INPUT MATERIAL:

Begin

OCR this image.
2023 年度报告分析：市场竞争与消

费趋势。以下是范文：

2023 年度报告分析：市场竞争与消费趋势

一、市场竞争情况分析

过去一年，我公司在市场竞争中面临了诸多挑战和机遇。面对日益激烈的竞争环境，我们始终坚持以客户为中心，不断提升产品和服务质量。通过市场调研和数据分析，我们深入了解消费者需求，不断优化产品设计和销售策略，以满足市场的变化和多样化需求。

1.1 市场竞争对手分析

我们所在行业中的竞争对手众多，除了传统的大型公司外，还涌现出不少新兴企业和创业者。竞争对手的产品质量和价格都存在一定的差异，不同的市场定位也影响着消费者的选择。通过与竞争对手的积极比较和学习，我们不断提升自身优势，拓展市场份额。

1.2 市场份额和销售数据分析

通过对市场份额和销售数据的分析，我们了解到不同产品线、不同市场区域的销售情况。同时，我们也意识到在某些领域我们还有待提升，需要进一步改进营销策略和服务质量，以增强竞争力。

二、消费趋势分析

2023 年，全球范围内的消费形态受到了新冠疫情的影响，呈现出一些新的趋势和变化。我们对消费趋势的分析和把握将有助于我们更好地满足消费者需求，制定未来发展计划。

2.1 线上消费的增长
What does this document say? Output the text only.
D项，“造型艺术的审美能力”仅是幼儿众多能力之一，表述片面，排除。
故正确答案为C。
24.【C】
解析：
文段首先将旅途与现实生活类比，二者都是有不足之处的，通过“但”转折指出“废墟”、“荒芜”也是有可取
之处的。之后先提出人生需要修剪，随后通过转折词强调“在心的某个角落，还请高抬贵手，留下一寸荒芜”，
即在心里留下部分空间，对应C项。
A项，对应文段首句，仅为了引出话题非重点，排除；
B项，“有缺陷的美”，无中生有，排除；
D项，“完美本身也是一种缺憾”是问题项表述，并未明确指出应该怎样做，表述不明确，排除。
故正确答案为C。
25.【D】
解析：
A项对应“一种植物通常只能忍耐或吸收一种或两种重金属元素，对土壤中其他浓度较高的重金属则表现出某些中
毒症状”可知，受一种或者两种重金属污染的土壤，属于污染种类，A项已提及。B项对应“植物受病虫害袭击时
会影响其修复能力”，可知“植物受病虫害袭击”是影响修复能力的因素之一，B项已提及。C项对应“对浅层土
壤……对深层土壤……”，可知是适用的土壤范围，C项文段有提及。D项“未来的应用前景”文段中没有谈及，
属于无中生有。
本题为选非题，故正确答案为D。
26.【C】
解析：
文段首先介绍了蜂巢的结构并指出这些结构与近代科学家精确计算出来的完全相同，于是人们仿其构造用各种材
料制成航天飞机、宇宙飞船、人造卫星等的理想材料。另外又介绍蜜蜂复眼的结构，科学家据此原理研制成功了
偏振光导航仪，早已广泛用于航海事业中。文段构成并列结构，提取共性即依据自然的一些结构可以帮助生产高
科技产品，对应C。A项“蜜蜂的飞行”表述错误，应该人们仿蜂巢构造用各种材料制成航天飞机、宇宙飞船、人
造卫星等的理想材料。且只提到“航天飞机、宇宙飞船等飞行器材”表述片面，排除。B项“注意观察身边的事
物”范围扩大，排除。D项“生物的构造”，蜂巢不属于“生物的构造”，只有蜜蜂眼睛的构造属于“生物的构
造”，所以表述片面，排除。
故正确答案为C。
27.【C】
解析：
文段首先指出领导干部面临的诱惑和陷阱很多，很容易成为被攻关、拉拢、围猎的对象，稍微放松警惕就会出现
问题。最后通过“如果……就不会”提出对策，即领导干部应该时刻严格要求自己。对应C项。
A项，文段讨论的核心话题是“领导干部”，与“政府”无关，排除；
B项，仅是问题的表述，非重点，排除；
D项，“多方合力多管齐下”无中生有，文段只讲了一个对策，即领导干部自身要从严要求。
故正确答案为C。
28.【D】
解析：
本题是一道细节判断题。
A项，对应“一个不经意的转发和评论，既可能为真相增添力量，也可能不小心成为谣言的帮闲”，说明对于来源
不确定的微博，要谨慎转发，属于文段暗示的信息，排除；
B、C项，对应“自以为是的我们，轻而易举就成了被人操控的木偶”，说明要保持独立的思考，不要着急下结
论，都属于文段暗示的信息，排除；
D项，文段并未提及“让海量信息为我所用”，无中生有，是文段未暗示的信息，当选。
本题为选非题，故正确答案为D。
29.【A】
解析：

End

PROBLEM TO WORK ON: Copy every line of the listing where the word "年度报告分析" appears.

EXERCISE OUTPUT:
2023 年度报告分析：市场竞争与消
2023 年度报告分析：市场竞争与消费趋势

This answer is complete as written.